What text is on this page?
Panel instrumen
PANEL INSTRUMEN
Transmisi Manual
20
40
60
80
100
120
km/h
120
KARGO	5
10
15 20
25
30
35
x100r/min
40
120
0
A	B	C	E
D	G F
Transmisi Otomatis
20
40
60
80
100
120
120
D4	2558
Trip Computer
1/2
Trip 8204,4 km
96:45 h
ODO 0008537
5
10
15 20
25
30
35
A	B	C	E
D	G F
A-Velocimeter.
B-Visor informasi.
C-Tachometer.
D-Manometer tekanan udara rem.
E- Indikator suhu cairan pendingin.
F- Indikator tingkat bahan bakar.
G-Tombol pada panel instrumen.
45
= = = = = = =
Exercise goal => Using the listing above, reproduce each line without omission.

Final result =>
What text is on this page?
Panel instrumen
PANEL INSTRUMEN
Transmisi Manual
20
40
60
80
100
120
km/h
120
KARGO	5
10
15 20
25
30
35
x100r/min
40
120
0
A	B	C	E
D	G F
Transmisi Otomatis
20
40
60
80
100
120
120
D4	2558
Trip Computer
1/2
Trip 8204,4 km
96:45 h
ODO 0008537
5
10
15 20
25
30
35
A	B	C	E
D	G F
A-Velocimeter.
B-Visor informasi.
C-Tachometer.
D-Manometer tekanan udara rem.
E- Indikator suhu cairan pendingin.
F- Indikator tingkat bahan bakar.
G-Tombol pada panel instrumen.
45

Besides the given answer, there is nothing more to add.